═══ Supplied data ═══
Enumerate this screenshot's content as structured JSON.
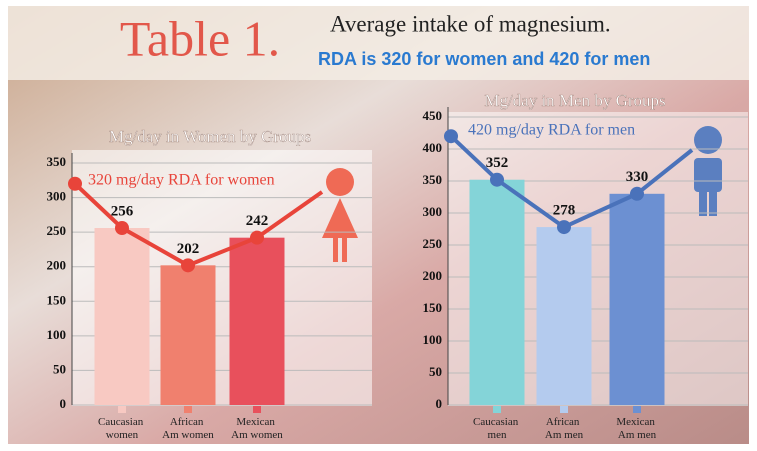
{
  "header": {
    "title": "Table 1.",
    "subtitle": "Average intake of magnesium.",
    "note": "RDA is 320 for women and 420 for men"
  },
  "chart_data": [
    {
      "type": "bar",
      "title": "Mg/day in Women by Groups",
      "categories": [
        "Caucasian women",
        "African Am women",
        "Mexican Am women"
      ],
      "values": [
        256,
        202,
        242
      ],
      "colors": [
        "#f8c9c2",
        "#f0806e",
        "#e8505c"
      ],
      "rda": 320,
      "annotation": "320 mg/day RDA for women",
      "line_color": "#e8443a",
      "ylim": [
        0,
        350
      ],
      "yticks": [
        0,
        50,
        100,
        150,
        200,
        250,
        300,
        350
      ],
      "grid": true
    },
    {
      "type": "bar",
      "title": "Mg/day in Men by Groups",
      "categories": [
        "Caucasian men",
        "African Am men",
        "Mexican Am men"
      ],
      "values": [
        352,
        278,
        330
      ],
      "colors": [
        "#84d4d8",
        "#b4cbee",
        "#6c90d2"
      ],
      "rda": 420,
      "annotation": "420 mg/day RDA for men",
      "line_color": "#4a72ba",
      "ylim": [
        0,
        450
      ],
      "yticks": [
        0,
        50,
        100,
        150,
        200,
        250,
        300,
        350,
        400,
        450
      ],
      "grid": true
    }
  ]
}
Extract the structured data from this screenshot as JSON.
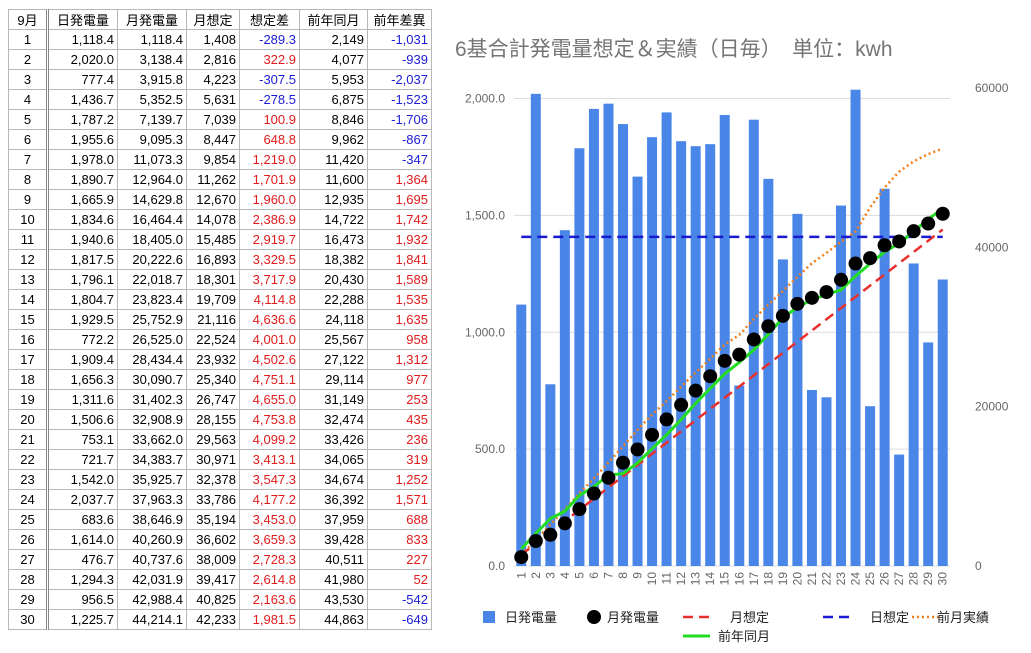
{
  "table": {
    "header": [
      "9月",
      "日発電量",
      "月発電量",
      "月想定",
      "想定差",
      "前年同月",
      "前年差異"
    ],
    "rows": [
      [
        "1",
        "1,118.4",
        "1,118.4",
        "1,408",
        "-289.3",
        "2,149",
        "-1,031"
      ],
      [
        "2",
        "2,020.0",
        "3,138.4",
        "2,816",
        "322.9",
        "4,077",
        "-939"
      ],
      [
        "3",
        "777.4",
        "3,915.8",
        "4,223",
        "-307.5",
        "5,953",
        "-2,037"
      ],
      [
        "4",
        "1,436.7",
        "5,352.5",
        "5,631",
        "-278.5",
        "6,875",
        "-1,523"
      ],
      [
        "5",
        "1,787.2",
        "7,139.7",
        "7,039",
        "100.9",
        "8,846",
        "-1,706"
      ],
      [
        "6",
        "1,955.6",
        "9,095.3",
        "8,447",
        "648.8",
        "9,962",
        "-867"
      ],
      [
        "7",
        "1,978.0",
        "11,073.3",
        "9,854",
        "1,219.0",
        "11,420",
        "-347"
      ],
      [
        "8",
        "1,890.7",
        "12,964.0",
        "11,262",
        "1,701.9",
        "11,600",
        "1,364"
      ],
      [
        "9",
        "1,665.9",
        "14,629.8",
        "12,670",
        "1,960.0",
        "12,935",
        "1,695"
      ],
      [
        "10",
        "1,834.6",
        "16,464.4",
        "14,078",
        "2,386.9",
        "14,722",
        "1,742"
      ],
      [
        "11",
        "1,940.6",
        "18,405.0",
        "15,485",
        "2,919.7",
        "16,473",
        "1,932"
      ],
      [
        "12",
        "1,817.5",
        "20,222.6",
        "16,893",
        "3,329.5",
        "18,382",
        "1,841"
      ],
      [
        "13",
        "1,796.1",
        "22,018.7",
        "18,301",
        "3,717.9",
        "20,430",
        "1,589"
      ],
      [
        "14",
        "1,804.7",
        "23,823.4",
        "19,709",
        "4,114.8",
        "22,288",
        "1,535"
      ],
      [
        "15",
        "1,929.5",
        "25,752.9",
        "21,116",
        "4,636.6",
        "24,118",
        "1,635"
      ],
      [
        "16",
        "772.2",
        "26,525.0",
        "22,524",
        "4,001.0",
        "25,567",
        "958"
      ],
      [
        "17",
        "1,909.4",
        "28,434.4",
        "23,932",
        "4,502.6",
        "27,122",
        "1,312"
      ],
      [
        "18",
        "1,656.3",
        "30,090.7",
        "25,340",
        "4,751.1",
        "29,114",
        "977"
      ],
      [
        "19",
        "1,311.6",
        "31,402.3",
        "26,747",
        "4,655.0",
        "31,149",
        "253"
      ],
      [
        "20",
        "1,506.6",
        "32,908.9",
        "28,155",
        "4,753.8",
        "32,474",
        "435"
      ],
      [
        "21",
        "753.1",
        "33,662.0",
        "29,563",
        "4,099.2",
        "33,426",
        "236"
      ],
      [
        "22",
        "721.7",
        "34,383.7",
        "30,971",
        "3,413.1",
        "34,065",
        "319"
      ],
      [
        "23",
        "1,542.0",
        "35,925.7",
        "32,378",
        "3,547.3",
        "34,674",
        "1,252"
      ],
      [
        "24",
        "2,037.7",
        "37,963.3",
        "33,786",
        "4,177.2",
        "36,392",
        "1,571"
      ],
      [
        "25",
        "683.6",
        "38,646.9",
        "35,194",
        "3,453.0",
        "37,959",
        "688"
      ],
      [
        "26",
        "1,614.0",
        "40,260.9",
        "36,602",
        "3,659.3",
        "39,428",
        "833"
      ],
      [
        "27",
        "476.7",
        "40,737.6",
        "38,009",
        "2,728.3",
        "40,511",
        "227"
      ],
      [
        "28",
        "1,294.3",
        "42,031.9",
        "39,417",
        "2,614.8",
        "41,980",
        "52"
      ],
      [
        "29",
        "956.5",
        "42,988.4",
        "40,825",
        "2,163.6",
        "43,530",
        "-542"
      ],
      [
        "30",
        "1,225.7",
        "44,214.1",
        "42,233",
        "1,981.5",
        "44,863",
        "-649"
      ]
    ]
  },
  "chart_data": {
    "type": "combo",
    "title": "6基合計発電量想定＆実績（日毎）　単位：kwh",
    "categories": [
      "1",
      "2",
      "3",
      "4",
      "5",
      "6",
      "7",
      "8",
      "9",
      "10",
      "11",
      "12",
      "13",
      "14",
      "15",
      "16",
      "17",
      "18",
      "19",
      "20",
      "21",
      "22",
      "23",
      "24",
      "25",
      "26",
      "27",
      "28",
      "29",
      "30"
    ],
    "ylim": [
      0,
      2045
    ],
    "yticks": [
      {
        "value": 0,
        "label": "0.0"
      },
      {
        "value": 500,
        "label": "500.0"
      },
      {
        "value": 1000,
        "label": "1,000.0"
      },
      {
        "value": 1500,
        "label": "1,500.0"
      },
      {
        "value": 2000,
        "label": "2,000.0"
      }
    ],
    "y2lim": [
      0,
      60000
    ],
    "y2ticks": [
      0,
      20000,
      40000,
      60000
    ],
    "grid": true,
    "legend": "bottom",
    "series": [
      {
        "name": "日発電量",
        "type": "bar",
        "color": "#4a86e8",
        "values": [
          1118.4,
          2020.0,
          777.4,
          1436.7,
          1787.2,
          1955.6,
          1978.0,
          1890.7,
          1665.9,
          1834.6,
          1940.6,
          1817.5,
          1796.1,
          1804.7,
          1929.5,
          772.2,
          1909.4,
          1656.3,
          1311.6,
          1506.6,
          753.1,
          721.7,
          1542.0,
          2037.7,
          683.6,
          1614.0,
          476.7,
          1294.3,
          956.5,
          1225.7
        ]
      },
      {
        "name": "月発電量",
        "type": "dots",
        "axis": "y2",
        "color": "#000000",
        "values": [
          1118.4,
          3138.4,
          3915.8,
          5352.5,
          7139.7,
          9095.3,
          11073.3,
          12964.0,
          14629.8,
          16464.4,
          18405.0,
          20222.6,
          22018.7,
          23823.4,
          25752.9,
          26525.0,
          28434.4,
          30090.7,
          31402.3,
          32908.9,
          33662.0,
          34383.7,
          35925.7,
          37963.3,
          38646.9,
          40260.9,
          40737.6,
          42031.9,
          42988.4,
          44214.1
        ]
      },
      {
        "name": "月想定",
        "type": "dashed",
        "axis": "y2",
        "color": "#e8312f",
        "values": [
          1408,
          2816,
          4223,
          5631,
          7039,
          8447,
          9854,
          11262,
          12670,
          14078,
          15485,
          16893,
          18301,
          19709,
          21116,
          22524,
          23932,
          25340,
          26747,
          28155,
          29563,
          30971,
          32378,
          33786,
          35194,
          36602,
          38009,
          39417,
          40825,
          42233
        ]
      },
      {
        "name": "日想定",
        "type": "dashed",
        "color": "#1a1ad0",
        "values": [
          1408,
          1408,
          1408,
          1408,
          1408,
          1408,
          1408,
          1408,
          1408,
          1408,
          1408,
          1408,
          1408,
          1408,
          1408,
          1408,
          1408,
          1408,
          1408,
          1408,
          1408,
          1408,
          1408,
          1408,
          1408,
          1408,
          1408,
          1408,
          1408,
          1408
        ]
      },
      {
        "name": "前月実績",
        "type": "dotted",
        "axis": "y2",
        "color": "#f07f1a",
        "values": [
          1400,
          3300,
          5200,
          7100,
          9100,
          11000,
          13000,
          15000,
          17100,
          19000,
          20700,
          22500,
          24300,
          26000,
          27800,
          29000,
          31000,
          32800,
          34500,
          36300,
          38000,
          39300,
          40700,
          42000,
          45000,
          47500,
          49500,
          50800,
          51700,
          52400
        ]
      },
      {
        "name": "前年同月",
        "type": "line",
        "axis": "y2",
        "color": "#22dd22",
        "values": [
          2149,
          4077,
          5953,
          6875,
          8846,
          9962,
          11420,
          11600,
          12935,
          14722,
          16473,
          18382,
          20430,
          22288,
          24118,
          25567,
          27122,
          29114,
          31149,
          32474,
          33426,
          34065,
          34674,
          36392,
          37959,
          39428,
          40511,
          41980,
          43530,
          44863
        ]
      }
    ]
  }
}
═══
═══ Supplied data ═══
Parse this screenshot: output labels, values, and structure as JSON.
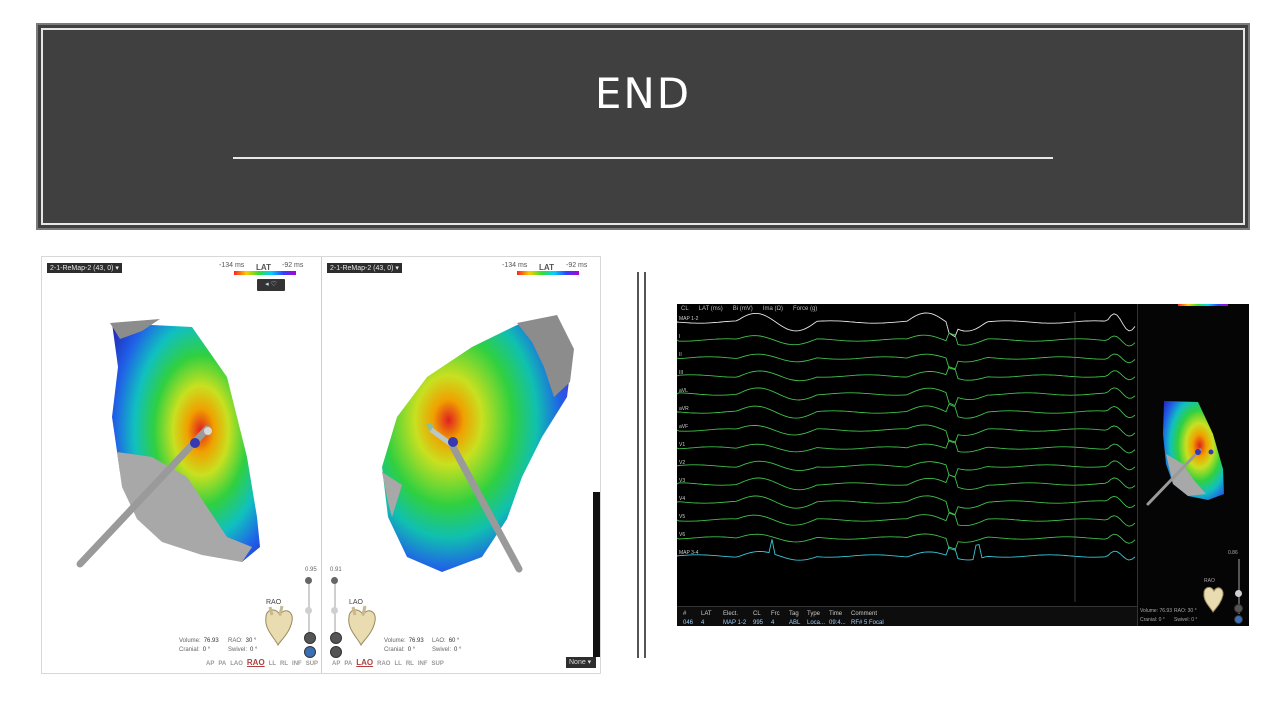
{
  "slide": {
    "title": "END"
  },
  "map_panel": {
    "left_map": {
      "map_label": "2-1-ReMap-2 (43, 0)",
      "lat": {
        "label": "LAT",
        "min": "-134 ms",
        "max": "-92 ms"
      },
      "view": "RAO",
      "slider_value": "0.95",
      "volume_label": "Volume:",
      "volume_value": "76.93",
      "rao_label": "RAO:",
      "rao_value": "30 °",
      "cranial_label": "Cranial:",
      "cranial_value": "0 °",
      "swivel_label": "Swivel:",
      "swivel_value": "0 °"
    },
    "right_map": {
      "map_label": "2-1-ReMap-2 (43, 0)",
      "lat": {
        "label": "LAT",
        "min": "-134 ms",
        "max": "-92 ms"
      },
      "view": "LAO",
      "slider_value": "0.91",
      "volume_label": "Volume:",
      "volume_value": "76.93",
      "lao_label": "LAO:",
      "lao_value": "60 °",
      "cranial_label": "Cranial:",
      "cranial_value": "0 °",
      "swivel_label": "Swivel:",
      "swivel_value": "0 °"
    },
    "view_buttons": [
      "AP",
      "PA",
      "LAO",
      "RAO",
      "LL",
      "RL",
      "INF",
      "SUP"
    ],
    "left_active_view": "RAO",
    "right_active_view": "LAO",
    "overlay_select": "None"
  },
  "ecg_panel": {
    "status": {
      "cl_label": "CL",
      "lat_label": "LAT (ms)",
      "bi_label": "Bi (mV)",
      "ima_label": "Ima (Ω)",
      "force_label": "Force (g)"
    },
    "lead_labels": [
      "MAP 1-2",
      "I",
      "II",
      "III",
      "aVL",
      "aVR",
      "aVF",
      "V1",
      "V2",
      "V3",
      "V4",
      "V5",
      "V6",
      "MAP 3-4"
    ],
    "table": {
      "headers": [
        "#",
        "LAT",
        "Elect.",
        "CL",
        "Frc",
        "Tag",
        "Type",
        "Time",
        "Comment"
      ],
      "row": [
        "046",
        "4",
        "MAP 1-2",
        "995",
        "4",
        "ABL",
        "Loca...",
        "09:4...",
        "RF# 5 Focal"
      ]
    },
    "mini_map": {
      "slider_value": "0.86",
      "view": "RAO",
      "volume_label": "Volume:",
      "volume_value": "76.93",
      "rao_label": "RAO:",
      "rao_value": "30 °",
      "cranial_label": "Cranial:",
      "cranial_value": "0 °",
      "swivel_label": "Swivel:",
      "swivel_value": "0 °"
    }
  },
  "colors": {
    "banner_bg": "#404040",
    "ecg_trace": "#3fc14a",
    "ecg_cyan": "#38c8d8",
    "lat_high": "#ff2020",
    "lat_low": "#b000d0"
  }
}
═══
## Directions for this task:
Pick out the lines above containing the word "name", then copy them.

## Solved exercise:
        "name": "日発電量",
        "name": "月発電量",
        "name": "月想定",
        "name": "日想定",
        "name": "前月実績",
        "name": "前年同月",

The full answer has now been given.